Assignment: Your task is to copy all of the entries exactly as they are given.

Material for this task:
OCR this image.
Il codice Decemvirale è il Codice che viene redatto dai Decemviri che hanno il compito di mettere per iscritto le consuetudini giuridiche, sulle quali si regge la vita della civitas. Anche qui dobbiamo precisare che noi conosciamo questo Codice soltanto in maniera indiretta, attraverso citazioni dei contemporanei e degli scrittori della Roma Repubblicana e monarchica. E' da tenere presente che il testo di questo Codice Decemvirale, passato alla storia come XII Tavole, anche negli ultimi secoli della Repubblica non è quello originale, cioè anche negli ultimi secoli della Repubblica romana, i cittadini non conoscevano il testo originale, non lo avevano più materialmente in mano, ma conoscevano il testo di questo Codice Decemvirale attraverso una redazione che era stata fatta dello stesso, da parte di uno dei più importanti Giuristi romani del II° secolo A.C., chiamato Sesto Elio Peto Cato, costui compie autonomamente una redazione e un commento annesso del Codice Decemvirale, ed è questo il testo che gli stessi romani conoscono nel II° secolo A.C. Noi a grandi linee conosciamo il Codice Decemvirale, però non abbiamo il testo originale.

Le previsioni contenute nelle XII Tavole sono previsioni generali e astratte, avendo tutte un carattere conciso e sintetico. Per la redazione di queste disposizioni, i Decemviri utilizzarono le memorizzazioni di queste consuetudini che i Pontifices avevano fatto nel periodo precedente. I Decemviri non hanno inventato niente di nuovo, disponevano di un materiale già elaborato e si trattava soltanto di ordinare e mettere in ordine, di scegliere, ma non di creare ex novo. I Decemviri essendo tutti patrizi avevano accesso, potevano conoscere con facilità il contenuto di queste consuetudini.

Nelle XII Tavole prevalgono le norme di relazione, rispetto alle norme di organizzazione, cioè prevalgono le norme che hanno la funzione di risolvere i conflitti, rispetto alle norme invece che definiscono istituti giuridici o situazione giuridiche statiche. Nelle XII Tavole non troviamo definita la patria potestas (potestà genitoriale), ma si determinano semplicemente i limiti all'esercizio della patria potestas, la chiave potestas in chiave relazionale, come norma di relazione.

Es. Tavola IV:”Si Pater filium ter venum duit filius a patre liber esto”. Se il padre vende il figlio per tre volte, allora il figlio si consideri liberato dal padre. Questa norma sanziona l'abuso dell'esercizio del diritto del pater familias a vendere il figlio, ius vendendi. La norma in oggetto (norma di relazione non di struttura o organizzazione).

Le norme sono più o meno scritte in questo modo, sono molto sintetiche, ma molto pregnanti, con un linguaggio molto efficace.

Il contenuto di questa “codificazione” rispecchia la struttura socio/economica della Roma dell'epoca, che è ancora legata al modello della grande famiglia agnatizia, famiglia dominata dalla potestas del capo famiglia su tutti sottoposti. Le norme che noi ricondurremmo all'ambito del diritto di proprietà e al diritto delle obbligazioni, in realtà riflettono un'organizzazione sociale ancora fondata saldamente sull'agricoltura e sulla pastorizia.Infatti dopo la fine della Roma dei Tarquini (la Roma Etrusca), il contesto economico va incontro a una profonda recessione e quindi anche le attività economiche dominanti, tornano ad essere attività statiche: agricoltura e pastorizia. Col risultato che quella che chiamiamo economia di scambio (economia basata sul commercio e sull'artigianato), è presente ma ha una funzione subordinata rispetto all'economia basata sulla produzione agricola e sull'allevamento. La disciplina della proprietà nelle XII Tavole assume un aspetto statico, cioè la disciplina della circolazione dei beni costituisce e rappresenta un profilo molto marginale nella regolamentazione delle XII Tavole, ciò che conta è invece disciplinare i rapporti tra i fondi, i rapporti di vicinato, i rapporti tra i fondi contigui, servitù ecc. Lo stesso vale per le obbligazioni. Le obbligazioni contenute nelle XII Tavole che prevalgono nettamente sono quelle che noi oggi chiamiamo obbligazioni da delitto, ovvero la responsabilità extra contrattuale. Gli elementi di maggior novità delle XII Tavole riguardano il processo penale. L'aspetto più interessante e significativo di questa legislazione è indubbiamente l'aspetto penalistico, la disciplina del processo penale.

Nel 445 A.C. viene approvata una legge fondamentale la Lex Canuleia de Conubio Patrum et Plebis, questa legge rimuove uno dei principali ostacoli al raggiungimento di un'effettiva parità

Expected answer:
OCR this image.
Il codice Decemvirale è il Codice che viene redatto dai Decemviri che hanno il compito di mettere per iscritto le consuetudini giuridiche, sulle quali si regge la vita della civitas. Anche qui dobbiamo precisare che noi conosciamo questo Codice soltanto in maniera indiretta, attraverso citazioni dei contemporanei e degli scrittori della Roma Repubblicana e monarchica. E' da tenere presente che il testo di questo Codice Decemvirale, passato alla storia come XII Tavole, anche negli ultimi secoli della Repubblica non è quello originale, cioè anche negli ultimi secoli della Repubblica romana, i cittadini non conoscevano il testo originale, non lo avevano più materialmente in mano, ma conoscevano il testo di questo Codice Decemvirale attraverso una redazione che era stata fatta dello stesso, da parte di uno dei più importanti Giuristi romani del II° secolo A.C., chiamato Sesto Elio Peto Cato, costui compie autonomamente una redazione e un commento annesso del Codice Decemvirale, ed è questo il testo che gli stessi romani conoscono nel II° secolo A.C. Noi a grandi linee conosciamo il Codice Decemvirale, però non abbiamo il testo originale.

Le previsioni contenute nelle XII Tavole sono previsioni generali e astratte, avendo tutte un carattere conciso e sintetico. Per la redazione di queste disposizioni, i Decemviri utilizzarono le memorizzazioni di queste consuetudini che i Pontifices avevano fatto nel periodo precedente. I Decemviri non hanno inventato niente di nuovo, disponevano di un materiale già elaborato e si trattava soltanto di ordinare e mettere in ordine, di scegliere, ma non di creare ex novo. I Decemviri essendo tutti patrizi avevano accesso, potevano conoscere con facilità il contenuto di queste consuetudini.

Nelle XII Tavole prevalgono le norme di relazione, rispetto alle norme di organizzazione, cioè prevalgono le norme che hanno la funzione di risolvere i conflitti, rispetto alle norme invece che definiscono istituti giuridici o situazione giuridiche statiche. Nelle XII Tavole non troviamo definita la patria potestas (potestà genitoriale), ma si determinano semplicemente i limiti all'esercizio della patria potestas, la chiave potestas in chiave relazionale, come norma di relazione.

Es. Tavola IV:”Si Pater filium ter venum duit filius a patre liber esto”. Se il padre vende il figlio per tre volte, allora il figlio si consideri liberato dal padre. Questa norma sanziona l'abuso dell'esercizio del diritto del pater familias a vendere il figlio, ius vendendi. La norma in oggetto (norma di relazione non di struttura o organizzazione).

Le norme sono più o meno scritte in questo modo, sono molto sintetiche, ma molto pregnanti, con un linguaggio molto efficace.

Il contenuto di questa “codificazione” rispecchia la struttura socio/economica della Roma dell'epoca, che è ancora legata al modello della grande famiglia agnatizia, famiglia dominata dalla potestas del capo famiglia su tutti sottoposti. Le norme che noi ricondurremmo all'ambito del diritto di proprietà e al diritto delle obbligazioni, in realtà riflettono un'organizzazione sociale ancora fondata saldamente sull'agricoltura e sulla pastorizia.Infatti dopo la fine della Roma dei Tarquini (la Roma Etrusca), il contesto economico va incontro a una profonda recessione e quindi anche le attività economiche dominanti, tornano ad essere attività statiche: agricoltura e pastorizia. Col risultato che quella che chiamiamo economia di scambio (economia basata sul commercio e sull'artigianato), è presente ma ha una funzione subordinata rispetto all'economia basata sulla produzione agricola e sull'allevamento. La disciplina della proprietà nelle XII Tavole assume un aspetto statico, cioè la disciplina della circolazione dei beni costituisce e rappresenta un profilo molto marginale nella regolamentazione delle XII Tavole, ciò che conta è invece disciplinare i rapporti tra i fondi, i rapporti di vicinato, i rapporti tra i fondi contigui, servitù ecc. Lo stesso vale per le obbligazioni. Le obbligazioni contenute nelle XII Tavole che prevalgono nettamente sono quelle che noi oggi chiamiamo obbligazioni da delitto, ovvero la responsabilità extra contrattuale. Gli elementi di maggior novità delle XII Tavole riguardano il processo penale. L'aspetto più interessante e significativo di questa legislazione è indubbiamente l'aspetto penalistico, la disciplina del processo penale.

Nel 445 A.C. viene approvata una legge fondamentale la Lex Canuleia de Conubio Patrum et Plebis, questa legge rimuove uno dei principali ostacoli al raggiungimento di un'effettiva parità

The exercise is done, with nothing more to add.